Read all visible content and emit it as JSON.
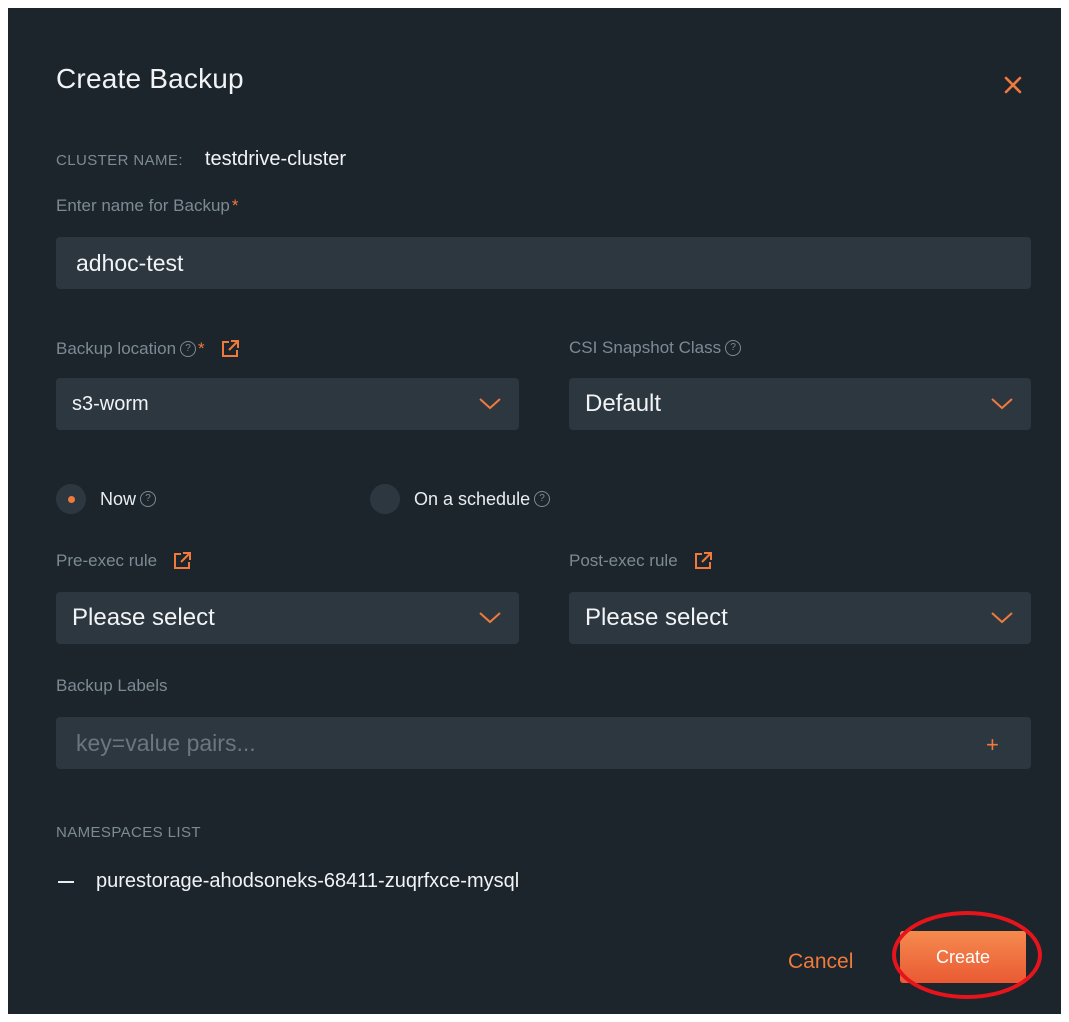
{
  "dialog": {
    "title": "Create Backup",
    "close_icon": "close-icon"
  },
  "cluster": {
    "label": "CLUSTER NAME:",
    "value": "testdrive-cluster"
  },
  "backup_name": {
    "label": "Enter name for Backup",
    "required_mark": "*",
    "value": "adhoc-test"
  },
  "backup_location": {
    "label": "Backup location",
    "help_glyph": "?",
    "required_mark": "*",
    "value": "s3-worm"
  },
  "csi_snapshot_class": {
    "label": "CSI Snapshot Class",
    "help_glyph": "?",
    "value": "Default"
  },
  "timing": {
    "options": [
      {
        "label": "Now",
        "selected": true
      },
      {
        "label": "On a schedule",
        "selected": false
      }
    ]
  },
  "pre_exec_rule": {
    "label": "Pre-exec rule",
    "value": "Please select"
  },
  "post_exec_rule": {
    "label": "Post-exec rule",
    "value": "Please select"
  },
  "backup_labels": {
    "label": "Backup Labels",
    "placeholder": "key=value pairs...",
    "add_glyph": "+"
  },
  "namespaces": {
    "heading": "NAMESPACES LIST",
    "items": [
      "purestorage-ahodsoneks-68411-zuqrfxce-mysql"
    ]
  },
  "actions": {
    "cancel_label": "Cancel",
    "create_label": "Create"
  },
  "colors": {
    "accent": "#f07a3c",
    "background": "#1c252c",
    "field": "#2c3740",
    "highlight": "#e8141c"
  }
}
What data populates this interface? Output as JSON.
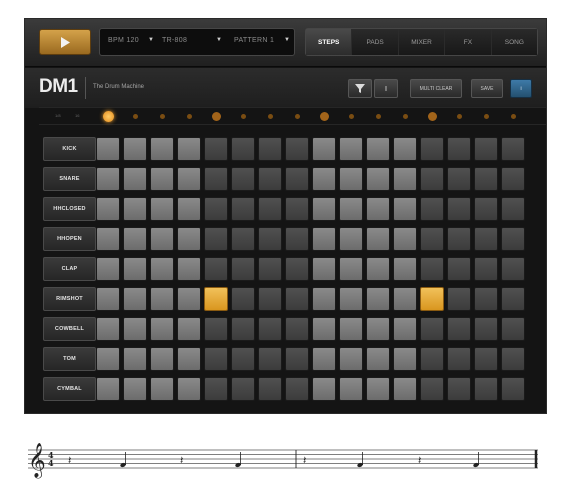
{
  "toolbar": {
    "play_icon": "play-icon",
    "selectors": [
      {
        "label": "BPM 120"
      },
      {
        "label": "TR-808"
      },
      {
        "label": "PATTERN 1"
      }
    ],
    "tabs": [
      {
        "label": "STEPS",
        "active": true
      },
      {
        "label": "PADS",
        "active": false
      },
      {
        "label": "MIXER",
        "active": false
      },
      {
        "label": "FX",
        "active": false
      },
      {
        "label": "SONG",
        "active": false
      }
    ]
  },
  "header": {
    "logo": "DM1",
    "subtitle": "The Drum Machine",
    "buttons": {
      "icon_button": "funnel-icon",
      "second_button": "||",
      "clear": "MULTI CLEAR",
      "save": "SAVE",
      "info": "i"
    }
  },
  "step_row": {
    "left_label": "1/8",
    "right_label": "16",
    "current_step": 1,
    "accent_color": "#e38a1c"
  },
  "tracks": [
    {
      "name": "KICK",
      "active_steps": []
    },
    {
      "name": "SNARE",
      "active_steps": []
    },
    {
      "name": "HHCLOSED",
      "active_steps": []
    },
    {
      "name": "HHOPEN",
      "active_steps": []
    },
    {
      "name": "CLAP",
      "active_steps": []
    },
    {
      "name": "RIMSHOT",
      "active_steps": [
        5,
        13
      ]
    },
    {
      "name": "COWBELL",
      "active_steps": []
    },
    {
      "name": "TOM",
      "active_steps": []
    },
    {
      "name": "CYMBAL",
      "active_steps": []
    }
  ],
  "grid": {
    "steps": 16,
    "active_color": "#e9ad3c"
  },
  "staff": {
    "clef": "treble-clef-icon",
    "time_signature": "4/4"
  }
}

**WHAT YOU SHOULD DO:**
Select every line in the records above that contains the word "Create".

**FULL RESPONSE:**
    "title": "Create Backup",
    "create_label": "Create"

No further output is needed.